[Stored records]
---

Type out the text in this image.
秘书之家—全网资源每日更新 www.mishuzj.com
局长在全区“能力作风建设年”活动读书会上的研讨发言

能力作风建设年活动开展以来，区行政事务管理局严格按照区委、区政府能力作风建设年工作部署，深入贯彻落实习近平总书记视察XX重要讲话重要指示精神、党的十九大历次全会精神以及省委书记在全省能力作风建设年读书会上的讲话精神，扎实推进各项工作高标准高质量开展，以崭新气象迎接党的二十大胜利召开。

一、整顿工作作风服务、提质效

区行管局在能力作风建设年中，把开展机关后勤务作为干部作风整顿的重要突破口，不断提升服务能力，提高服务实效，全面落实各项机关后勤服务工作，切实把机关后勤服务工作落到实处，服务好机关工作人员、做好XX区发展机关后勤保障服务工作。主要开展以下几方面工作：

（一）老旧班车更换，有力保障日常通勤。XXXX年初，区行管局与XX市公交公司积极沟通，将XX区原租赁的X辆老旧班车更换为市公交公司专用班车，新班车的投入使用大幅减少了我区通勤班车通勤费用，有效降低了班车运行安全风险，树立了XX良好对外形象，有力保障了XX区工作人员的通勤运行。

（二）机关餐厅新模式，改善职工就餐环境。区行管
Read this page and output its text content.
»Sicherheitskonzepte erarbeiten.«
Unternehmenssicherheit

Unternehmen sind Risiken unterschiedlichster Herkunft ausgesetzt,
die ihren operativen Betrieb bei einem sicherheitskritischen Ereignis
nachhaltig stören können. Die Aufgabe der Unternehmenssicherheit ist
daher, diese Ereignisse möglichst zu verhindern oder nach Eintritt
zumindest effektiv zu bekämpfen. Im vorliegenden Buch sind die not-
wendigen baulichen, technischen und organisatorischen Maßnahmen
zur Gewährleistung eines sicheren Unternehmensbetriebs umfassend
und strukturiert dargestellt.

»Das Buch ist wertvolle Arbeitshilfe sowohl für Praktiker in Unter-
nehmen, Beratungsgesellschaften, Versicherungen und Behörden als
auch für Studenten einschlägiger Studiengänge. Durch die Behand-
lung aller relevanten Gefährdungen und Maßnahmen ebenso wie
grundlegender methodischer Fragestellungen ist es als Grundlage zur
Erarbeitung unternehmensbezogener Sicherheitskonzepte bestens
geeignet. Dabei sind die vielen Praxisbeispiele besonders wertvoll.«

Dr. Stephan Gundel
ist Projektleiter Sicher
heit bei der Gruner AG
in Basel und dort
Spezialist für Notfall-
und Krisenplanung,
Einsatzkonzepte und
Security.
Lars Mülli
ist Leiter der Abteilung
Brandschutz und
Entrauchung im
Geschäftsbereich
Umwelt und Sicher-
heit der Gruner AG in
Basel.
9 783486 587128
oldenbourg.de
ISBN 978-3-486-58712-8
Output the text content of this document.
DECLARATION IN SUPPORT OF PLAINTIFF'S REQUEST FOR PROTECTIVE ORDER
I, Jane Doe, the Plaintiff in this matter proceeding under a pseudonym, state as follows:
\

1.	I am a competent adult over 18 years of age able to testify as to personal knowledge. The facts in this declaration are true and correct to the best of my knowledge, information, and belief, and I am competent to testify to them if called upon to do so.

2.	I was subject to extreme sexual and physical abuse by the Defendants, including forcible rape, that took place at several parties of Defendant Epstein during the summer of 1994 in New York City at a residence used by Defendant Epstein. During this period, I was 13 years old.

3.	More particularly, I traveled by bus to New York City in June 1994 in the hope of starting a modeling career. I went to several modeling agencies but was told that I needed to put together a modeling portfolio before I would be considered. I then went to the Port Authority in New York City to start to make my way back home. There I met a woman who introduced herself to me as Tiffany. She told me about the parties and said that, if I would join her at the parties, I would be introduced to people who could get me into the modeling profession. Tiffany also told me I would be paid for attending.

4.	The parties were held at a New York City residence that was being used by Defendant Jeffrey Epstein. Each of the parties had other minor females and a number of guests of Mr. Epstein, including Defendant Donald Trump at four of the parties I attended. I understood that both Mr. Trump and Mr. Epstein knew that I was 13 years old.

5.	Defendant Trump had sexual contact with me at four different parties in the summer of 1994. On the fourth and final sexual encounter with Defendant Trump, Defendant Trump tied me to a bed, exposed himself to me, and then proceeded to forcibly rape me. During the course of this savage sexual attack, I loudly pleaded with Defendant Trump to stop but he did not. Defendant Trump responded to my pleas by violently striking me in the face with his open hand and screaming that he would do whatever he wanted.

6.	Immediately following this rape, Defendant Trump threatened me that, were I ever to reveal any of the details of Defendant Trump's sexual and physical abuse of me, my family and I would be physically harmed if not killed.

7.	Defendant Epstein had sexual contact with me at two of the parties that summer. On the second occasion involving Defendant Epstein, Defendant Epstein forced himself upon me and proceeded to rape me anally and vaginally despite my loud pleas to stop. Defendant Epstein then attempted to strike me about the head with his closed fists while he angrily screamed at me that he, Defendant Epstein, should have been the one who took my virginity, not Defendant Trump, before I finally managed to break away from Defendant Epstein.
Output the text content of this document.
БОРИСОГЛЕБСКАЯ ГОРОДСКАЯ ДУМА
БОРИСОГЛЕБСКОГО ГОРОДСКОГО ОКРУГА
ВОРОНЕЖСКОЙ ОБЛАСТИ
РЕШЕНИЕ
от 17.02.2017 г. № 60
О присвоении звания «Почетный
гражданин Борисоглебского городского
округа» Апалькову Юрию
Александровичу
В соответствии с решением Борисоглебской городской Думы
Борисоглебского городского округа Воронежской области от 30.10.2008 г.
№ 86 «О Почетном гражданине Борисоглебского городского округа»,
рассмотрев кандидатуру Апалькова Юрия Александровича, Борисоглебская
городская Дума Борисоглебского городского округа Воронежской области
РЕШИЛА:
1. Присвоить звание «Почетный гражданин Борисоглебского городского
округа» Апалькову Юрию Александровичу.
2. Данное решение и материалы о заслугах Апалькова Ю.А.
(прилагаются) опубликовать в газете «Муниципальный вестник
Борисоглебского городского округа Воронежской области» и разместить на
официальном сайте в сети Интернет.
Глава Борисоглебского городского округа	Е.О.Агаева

---

WHAT TO WORK ON
Output the listing above word for word.

TASK ANSWER
Type out the text in this image.
秘书之家—全网资源每日更新 www.mishuzj.com
局长在全区“能力作风建设年”活动读书会上的研讨发言

能力作风建设年活动开展以来，区行政事务管理局严格按照区委、区政府能力作风建设年工作部署，深入贯彻落实习近平总书记视察XX重要讲话重要指示精神、党的十九大历次全会精神以及省委书记在全省能力作风建设年读书会上的讲话精神，扎实推进各项工作高标准高质量开展，以崭新气象迎接党的二十大胜利召开。

一、整顿工作作风服务、提质效

区行管局在能力作风建设年中，把开展机关后勤务作为干部作风整顿的重要突破口，不断提升服务能力，提高服务实效，全面落实各项机关后勤服务工作，切实把机关后勤服务工作落到实处，服务好机关工作人员、做好XX区发展机关后勤保障服务工作。主要开展以下几方面工作：

（一）老旧班车更换，有力保障日常通勤。XXXX年初，区行管局与XX市公交公司积极沟通，将XX区原租赁的X辆老旧班车更换为市公交公司专用班车，新班车的投入使用大幅减少了我区通勤班车通勤费用，有效降低了班车运行安全风险，树立了XX良好对外形象，有力保障了XX区工作人员的通勤运行。

（二）机关餐厅新模式，改善职工就餐环境。区行管
Read this page and output its text content.
»Sicherheitskonzepte erarbeiten.«
Unternehmenssicherheit

Unternehmen sind Risiken unterschiedlichster Herkunft ausgesetzt,
die ihren operativen Betrieb bei einem sicherheitskritischen Ereignis
nachhaltig stören können. Die Aufgabe der Unternehmenssicherheit ist
daher, diese Ereignisse möglichst zu verhindern oder nach Eintritt
zumindest effektiv zu bekämpfen. Im vorliegenden Buch sind die not-
wendigen baulichen, technischen und organisatorischen Maßnahmen
zur Gewährleistung eines sicheren Unternehmensbetriebs umfassend
und strukturiert dargestellt.

»Das Buch ist wertvolle Arbeitshilfe sowohl für Praktiker in Unter-
nehmen, Beratungsgesellschaften, Versicherungen und Behörden als
auch für Studenten einschlägiger Studiengänge. Durch die Behand-
lung aller relevanten Gefährdungen und Maßnahmen ebenso wie
grundlegender methodischer Fragestellungen ist es als Grundlage zur
Erarbeitung unternehmensbezogener Sicherheitskonzepte bestens
geeignet. Dabei sind die vielen Praxisbeispiele besonders wertvoll.«

Dr. Stephan Gundel
ist Projektleiter Sicher
heit bei der Gruner AG
in Basel und dort
Spezialist für Notfall-
und Krisenplanung,
Einsatzkonzepte und
Security.
Lars Mülli
ist Leiter der Abteilung
Brandschutz und
Entrauchung im
Geschäftsbereich
Umwelt und Sicher-
heit der Gruner AG in
Basel.
9 783486 587128
oldenbourg.de
ISBN 978-3-486-58712-8
Output the text content of this document.
DECLARATION IN SUPPORT OF PLAINTIFF'S REQUEST FOR PROTECTIVE ORDER
I, Jane Doe, the Plaintiff in this matter proceeding under a pseudonym, state as follows:
\

1.	I am a competent adult over 18 years of age able to testify as to personal knowledge. The facts in this declaration are true and correct to the best of my knowledge, information, and belief, and I am competent to testify to them if called upon to do so.

2.	I was subject to extreme sexual and physical abuse by the Defendants, including forcible rape, that took place at several parties of Defendant Epstein during the summer of 1994 in New York City at a residence used by Defendant Epstein. During this period, I was 13 years old.

3.	More particularly, I traveled by bus to New York City in June 1994 in the hope of starting a modeling career. I went to several modeling agencies but was told that I needed to put together a modeling portfolio before I would be considered. I then went to the Port Authority in New York City to start to make my way back home. There I met a woman who introduced herself to me as Tiffany. She told me about the parties and said that, if I would join her at the parties, I would be introduced to people who could get me into the modeling profession. Tiffany also told me I would be paid for attending.

4.	The parties were held at a New York City residence that was being used by Defendant Jeffrey Epstein. Each of the parties had other minor females and a number of guests of Mr. Epstein, including Defendant Donald Trump at four of the parties I attended. I understood that both Mr. Trump and Mr. Epstein knew that I was 13 years old.

5.	Defendant Trump had sexual contact with me at four different parties in the summer of 1994. On the fourth and final sexual encounter with Defendant Trump, Defendant Trump tied me to a bed, exposed himself to me, and then proceeded to forcibly rape me. During the course of this savage sexual attack, I loudly pleaded with Defendant Trump to stop but he did not. Defendant Trump responded to my pleas by violently striking me in the face with his open hand and screaming that he would do whatever he wanted.

6.	Immediately following this rape, Defendant Trump threatened me that, were I ever to reveal any of the details of Defendant Trump's sexual and physical abuse of me, my family and I would be physically harmed if not killed.

7.	Defendant Epstein had sexual contact with me at two of the parties that summer. On the second occasion involving Defendant Epstein, Defendant Epstein forced himself upon me and proceeded to rape me anally and vaginally despite my loud pleas to stop. Defendant Epstein then attempted to strike me about the head with his closed fists while he angrily screamed at me that he, Defendant Epstein, should have been the one who took my virginity, not Defendant Trump, before I finally managed to break away from Defendant Epstein.
Output the text content of this document.
БОРИСОГЛЕБСКАЯ ГОРОДСКАЯ ДУМА
БОРИСОГЛЕБСКОГО ГОРОДСКОГО ОКРУГА
ВОРОНЕЖСКОЙ ОБЛАСТИ
РЕШЕНИЕ
от 17.02.2017 г. № 60
О присвоении звания «Почетный
гражданин Борисоглебского городского
округа» Апалькову Юрию
Александровичу
В соответствии с решением Борисоглебской городской Думы
Борисоглебского городского округа Воронежской области от 30.10.2008 г.
№ 86 «О Почетном гражданине Борисоглебского городского округа»,
рассмотрев кандидатуру Апалькова Юрия Александровича, Борисоглебская
городская Дума Борисоглебского городского округа Воронежской области
РЕШИЛА:
1. Присвоить звание «Почетный гражданин Борисоглебского городского
округа» Апалькову Юрию Александровичу.
2. Данное решение и материалы о заслугах Апалькова Ю.А.
(прилагаются) опубликовать в газете «Муниципальный вестник
Борисоглебского городского округа Воронежской области» и разместить на
официальном сайте в сети Интернет.
Глава Борисоглебского городского округа	Е.О.Агаева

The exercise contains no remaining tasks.